_What this task involves:_ Images embedded in the records are excluded; print everything else exactly as given.

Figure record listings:
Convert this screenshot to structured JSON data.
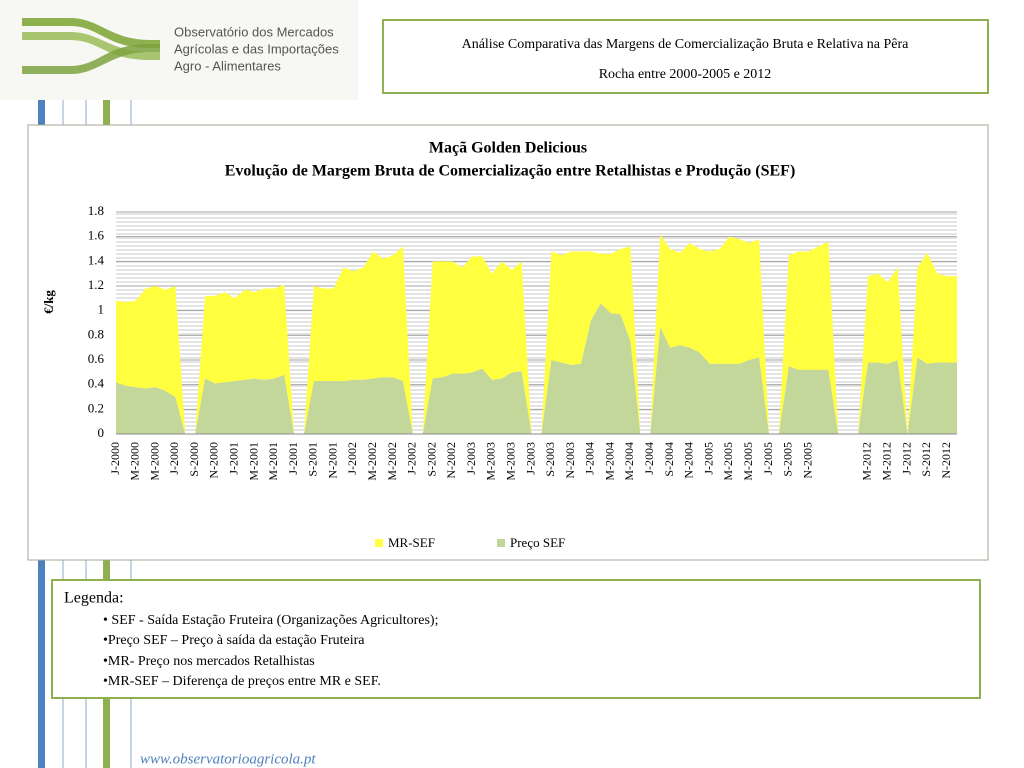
{
  "header": {
    "logo_lines": [
      "Observatório dos Mercados",
      "Agrícolas e das Importações",
      "Agro - Alimentares"
    ],
    "title_lines": [
      "Análise Comparativa das Margens de Comercialização Bruta e Relativa na Pêra",
      "Rocha  entre 2000-2005 e 2012"
    ]
  },
  "chart_data": {
    "type": "stacked_area",
    "title": "Maçã Golden Delicious",
    "subtitle": "Evolução de Margem Bruta de Comercialização entre Retalhistas e Produção (SEF)",
    "y_label": "€/kg",
    "categories": [
      "J-2000",
      null,
      "M-2000",
      null,
      "M-2000",
      null,
      "J-2000",
      null,
      "S-2000",
      null,
      "N-2000",
      null,
      "J-2001",
      null,
      "M-2001",
      null,
      "M-2001",
      null,
      "J-2001",
      null,
      "S-2001",
      null,
      "N-2001",
      null,
      "J-2002",
      null,
      "M-2002",
      null,
      "M-2002",
      null,
      "J-2002",
      null,
      "S-2002",
      null,
      "N-2002",
      null,
      "J-2003",
      null,
      "M-2003",
      null,
      "M-2003",
      null,
      "J-2003",
      null,
      "S-2003",
      null,
      "N-2003",
      null,
      "J-2004",
      null,
      "M-2004",
      null,
      "M-2004",
      null,
      "J-2004",
      null,
      "S-2004",
      null,
      "N-2004",
      null,
      "J-2005",
      null,
      "M-2005",
      null,
      "M-2005",
      null,
      "J-2005",
      null,
      "S-2005",
      null,
      "N-2005",
      null,
      null,
      null,
      null,
      null,
      "M-2012",
      null,
      "M-2012",
      null,
      "J-2012",
      null,
      "S-2012",
      null,
      "N-2012",
      null
    ],
    "series": [
      {
        "name": "MR-SEF",
        "color": "#ffff40",
        "values": [
          0.66,
          0.68,
          0.7,
          0.81,
          0.82,
          0.82,
          0.9,
          0,
          0,
          0.67,
          0.71,
          0.73,
          0.67,
          0.73,
          0.7,
          0.74,
          0.73,
          0.73,
          0,
          0,
          0.77,
          0.75,
          0.75,
          0.92,
          0.88,
          0.91,
          1.03,
          0.96,
          0.99,
          1.09,
          0,
          0,
          0.95,
          0.94,
          0.91,
          0.86,
          0.94,
          0.91,
          0.86,
          0.95,
          0.83,
          0.89,
          0,
          0,
          0.88,
          0.87,
          0.92,
          0.91,
          0.56,
          0.4,
          0.48,
          0.53,
          0.77,
          0,
          0,
          0.75,
          0.8,
          0.75,
          0.85,
          0.84,
          0.91,
          0.93,
          1.03,
          1.01,
          0.95,
          0.96,
          0,
          0,
          0.9,
          0.96,
          0.96,
          1.0,
          1.04,
          0,
          0,
          0,
          0.7,
          0.72,
          0.66,
          0.75,
          0,
          0.73,
          0.9,
          0.72,
          0.7,
          0.7
        ]
      },
      {
        "name": "Preço SEF",
        "color": "#c4d79b",
        "values": [
          0.42,
          0.39,
          0.38,
          0.37,
          0.38,
          0.35,
          0.3,
          0,
          0,
          0.45,
          0.41,
          0.42,
          0.43,
          0.44,
          0.45,
          0.44,
          0.45,
          0.48,
          0,
          0,
          0.43,
          0.43,
          0.43,
          0.43,
          0.44,
          0.44,
          0.45,
          0.46,
          0.46,
          0.43,
          0,
          0,
          0.45,
          0.46,
          0.49,
          0.49,
          0.5,
          0.53,
          0.44,
          0.45,
          0.5,
          0.51,
          0,
          0,
          0.6,
          0.58,
          0.56,
          0.57,
          0.92,
          1.06,
          0.98,
          0.97,
          0.75,
          0,
          0,
          0.87,
          0.7,
          0.72,
          0.7,
          0.66,
          0.57,
          0.57,
          0.57,
          0.57,
          0.6,
          0.62,
          0,
          0,
          0.55,
          0.52,
          0.52,
          0.52,
          0.52,
          0,
          0,
          0,
          0.58,
          0.58,
          0.57,
          0.6,
          0,
          0.62,
          0.57,
          0.58,
          0.58,
          0.58
        ]
      }
    ],
    "ylim": [
      0,
      1.8
    ],
    "yticks": [
      0,
      0.2,
      0.4,
      0.6,
      0.8,
      1,
      1.2,
      1.4,
      1.6,
      1.8
    ],
    "grid": true,
    "legend": "bottom"
  },
  "notes": {
    "title": "Legenda:",
    "items": [
      "• SEF - Saída Estação Fruteira (Organizações Agricultores);",
      "•Preço SEF – Preço à saída da estação Fruteira",
      "•MR- Preço nos mercados Retalhistas",
      "•MR-SEF – Diferença de preços entre MR e SEF."
    ]
  },
  "footer": "www.observatorioagricola.pt"
}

_Task solution:_
Convert this screenshot to structured JSON data.
{
  "header": {
    "logo_lines": [
      "Observatório dos Mercados",
      "Agrícolas e das Importações",
      "Agro - Alimentares"
    ],
    "title_lines": [
      "Análise Comparativa das Margens de Comercialização Bruta e Relativa na Pêra",
      "Rocha  entre 2000-2005 e 2012"
    ]
  },
  "chart_data": {
    "type": "stacked_area",
    "title": "Maçã Golden Delicious",
    "subtitle": "Evolução de Margem Bruta de Comercialização entre Retalhistas e Produção (SEF)",
    "y_label": "€/kg",
    "categories": [
      "J-2000",
      null,
      "M-2000",
      null,
      "M-2000",
      null,
      "J-2000",
      null,
      "S-2000",
      null,
      "N-2000",
      null,
      "J-2001",
      null,
      "M-2001",
      null,
      "M-2001",
      null,
      "J-2001",
      null,
      "S-2001",
      null,
      "N-2001",
      null,
      "J-2002",
      null,
      "M-2002",
      null,
      "M-2002",
      null,
      "J-2002",
      null,
      "S-2002",
      null,
      "N-2002",
      null,
      "J-2003",
      null,
      "M-2003",
      null,
      "M-2003",
      null,
      "J-2003",
      null,
      "S-2003",
      null,
      "N-2003",
      null,
      "J-2004",
      null,
      "M-2004",
      null,
      "M-2004",
      null,
      "J-2004",
      null,
      "S-2004",
      null,
      "N-2004",
      null,
      "J-2005",
      null,
      "M-2005",
      null,
      "M-2005",
      null,
      "J-2005",
      null,
      "S-2005",
      null,
      "N-2005",
      null,
      null,
      null,
      null,
      null,
      "M-2012",
      null,
      "M-2012",
      null,
      "J-2012",
      null,
      "S-2012",
      null,
      "N-2012",
      null
    ],
    "series": [
      {
        "name": "MR-SEF",
        "color": "#ffff40",
        "values": [
          0.66,
          0.68,
          0.7,
          0.81,
          0.82,
          0.82,
          0.9,
          0,
          0,
          0.67,
          0.71,
          0.73,
          0.67,
          0.73,
          0.7,
          0.74,
          0.73,
          0.73,
          0,
          0,
          0.77,
          0.75,
          0.75,
          0.92,
          0.88,
          0.91,
          1.03,
          0.96,
          0.99,
          1.09,
          0,
          0,
          0.95,
          0.94,
          0.91,
          0.86,
          0.94,
          0.91,
          0.86,
          0.95,
          0.83,
          0.89,
          0,
          0,
          0.88,
          0.87,
          0.92,
          0.91,
          0.56,
          0.4,
          0.48,
          0.53,
          0.77,
          0,
          0,
          0.75,
          0.8,
          0.75,
          0.85,
          0.84,
          0.91,
          0.93,
          1.03,
          1.01,
          0.95,
          0.96,
          0,
          0,
          0.9,
          0.96,
          0.96,
          1.0,
          1.04,
          0,
          0,
          0,
          0.7,
          0.72,
          0.66,
          0.75,
          0,
          0.73,
          0.9,
          0.72,
          0.7,
          0.7
        ]
      },
      {
        "name": "Preço SEF",
        "color": "#c4d79b",
        "values": [
          0.42,
          0.39,
          0.38,
          0.37,
          0.38,
          0.35,
          0.3,
          0,
          0,
          0.45,
          0.41,
          0.42,
          0.43,
          0.44,
          0.45,
          0.44,
          0.45,
          0.48,
          0,
          0,
          0.43,
          0.43,
          0.43,
          0.43,
          0.44,
          0.44,
          0.45,
          0.46,
          0.46,
          0.43,
          0,
          0,
          0.45,
          0.46,
          0.49,
          0.49,
          0.5,
          0.53,
          0.44,
          0.45,
          0.5,
          0.51,
          0,
          0,
          0.6,
          0.58,
          0.56,
          0.57,
          0.92,
          1.06,
          0.98,
          0.97,
          0.75,
          0,
          0,
          0.87,
          0.7,
          0.72,
          0.7,
          0.66,
          0.57,
          0.57,
          0.57,
          0.57,
          0.6,
          0.62,
          0,
          0,
          0.55,
          0.52,
          0.52,
          0.52,
          0.52,
          0,
          0,
          0,
          0.58,
          0.58,
          0.57,
          0.6,
          0,
          0.62,
          0.57,
          0.58,
          0.58,
          0.58
        ]
      }
    ],
    "ylim": [
      0,
      1.8
    ],
    "yticks": [
      0,
      0.2,
      0.4,
      0.6,
      0.8,
      1,
      1.2,
      1.4,
      1.6,
      1.8
    ],
    "grid": true,
    "legend": "bottom"
  },
  "notes": {
    "title": "Legenda:",
    "items": [
      "• SEF - Saída Estação Fruteira (Organizações Agricultores);",
      "•Preço SEF – Preço à saída da estação Fruteira",
      "•MR- Preço nos mercados Retalhistas",
      "•MR-SEF – Diferença de preços entre MR e SEF."
    ]
  },
  "footer": "www.observatorioagricola.pt"
}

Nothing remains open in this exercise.